_Task directions_
Look for "relationships" in each line of the entries, and return the matching lines.

(Data entries)
※ ※ ※

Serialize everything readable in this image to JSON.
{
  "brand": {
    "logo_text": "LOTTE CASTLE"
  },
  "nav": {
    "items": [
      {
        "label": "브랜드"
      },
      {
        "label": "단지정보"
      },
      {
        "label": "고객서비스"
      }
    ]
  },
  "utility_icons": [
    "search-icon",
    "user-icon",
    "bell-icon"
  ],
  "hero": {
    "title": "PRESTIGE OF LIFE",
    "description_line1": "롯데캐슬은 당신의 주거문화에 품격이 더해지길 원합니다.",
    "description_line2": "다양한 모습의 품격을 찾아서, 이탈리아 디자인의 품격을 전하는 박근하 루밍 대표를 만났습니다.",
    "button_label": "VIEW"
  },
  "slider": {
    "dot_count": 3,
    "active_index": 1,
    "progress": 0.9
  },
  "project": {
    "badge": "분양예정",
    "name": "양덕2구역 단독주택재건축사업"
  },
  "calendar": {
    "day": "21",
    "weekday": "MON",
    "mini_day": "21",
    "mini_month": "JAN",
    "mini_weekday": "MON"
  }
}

※ ※ ※

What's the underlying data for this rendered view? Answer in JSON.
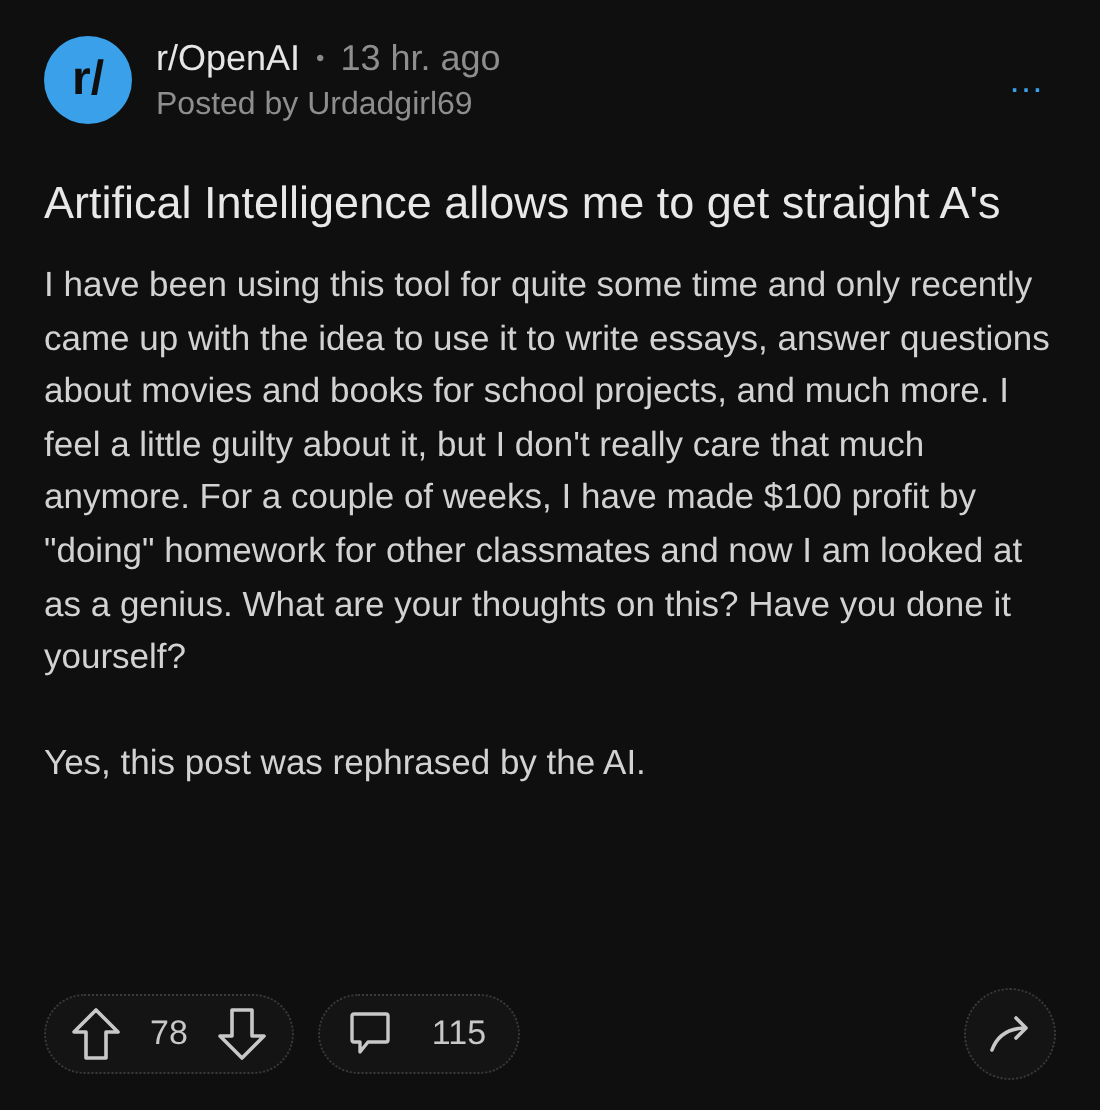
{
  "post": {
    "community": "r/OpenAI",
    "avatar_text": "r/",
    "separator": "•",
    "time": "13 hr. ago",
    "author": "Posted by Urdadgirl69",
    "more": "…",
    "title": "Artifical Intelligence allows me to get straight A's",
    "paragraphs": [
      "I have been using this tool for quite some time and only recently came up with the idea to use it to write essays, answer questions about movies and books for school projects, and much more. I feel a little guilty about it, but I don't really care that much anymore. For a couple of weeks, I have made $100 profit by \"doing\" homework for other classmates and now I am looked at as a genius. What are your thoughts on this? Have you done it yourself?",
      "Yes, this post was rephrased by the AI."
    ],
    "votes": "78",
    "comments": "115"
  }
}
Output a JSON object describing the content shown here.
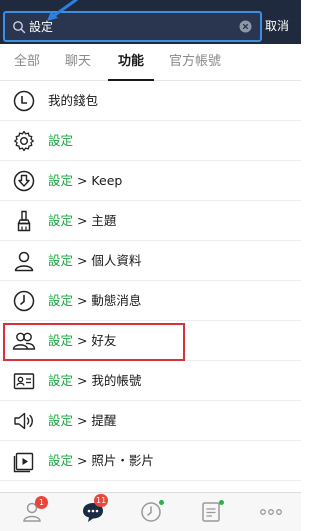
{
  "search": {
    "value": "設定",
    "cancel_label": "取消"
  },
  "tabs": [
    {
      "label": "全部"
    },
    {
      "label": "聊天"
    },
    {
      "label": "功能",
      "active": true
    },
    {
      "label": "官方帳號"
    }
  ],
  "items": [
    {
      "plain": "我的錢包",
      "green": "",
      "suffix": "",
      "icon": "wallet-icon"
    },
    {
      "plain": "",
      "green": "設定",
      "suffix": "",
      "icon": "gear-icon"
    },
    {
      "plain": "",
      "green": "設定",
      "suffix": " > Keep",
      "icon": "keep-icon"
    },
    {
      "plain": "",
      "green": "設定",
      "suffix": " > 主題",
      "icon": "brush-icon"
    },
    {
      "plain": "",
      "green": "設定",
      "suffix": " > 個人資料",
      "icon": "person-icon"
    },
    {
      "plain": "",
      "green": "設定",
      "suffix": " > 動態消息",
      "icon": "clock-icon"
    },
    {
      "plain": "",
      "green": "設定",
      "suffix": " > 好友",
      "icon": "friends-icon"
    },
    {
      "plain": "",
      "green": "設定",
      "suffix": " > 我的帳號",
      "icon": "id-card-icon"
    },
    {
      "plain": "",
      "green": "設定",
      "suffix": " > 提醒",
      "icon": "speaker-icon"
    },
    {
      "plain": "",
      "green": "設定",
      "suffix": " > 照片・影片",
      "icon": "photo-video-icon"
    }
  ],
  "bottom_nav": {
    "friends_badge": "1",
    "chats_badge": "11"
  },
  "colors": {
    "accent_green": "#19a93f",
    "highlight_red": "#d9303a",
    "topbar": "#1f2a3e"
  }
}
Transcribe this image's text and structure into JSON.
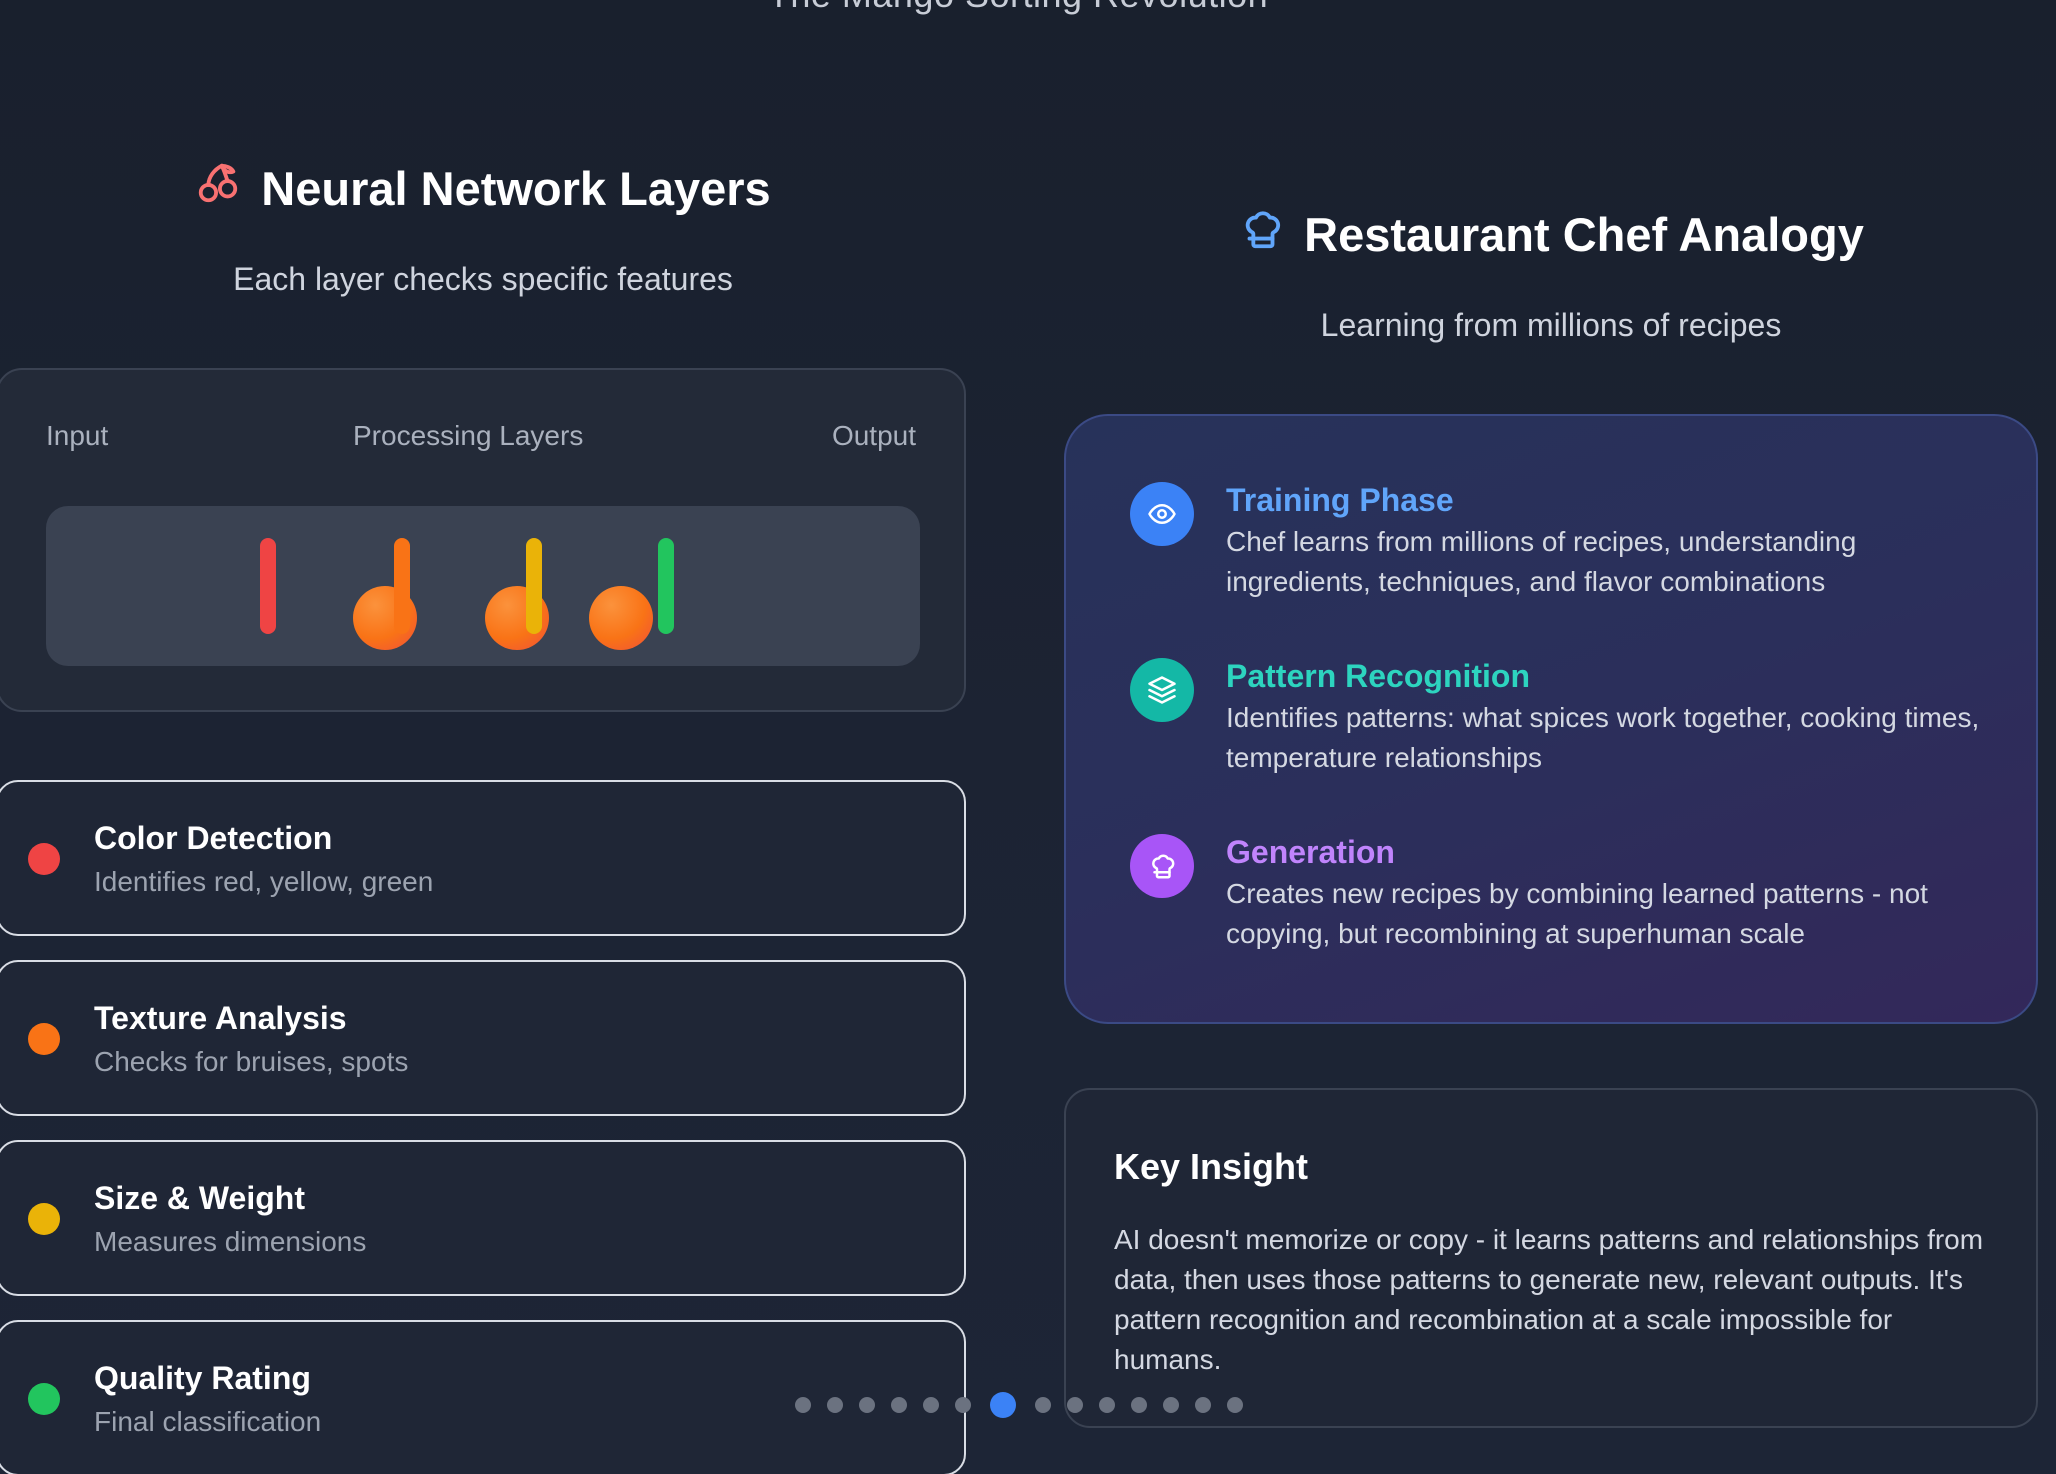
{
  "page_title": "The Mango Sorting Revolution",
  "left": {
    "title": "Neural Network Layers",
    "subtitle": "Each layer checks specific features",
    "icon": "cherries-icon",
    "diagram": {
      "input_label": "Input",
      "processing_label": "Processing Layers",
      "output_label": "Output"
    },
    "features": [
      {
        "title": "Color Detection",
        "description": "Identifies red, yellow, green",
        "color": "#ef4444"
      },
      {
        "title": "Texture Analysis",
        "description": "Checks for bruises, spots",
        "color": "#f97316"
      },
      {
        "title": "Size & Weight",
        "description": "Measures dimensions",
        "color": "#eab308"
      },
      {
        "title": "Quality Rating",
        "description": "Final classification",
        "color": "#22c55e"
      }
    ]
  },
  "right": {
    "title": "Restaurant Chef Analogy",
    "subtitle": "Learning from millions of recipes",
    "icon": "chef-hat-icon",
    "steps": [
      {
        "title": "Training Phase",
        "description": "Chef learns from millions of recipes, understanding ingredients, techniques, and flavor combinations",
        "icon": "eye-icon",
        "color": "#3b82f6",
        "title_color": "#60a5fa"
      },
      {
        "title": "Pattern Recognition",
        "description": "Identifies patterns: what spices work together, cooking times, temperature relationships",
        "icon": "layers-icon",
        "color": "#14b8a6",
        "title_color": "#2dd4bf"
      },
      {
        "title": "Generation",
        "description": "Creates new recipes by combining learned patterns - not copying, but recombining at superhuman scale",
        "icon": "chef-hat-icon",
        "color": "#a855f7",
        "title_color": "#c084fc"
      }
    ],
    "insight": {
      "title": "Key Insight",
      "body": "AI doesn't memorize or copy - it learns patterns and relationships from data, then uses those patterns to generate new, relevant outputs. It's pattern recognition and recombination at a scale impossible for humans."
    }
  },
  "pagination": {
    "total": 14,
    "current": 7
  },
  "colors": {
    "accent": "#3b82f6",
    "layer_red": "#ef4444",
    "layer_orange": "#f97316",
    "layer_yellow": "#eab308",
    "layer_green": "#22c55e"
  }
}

※ ※ ※

_Reply to the exercise_
        "description": "Identifies patterns: what spices work together, cooking times, temperature relationships",
      "body": "AI doesn't memorize or copy - it learns patterns and relationships from data, then uses those patterns to generate new, relevant outputs. It's pattern recognition and recombination at a scale impossible for humans."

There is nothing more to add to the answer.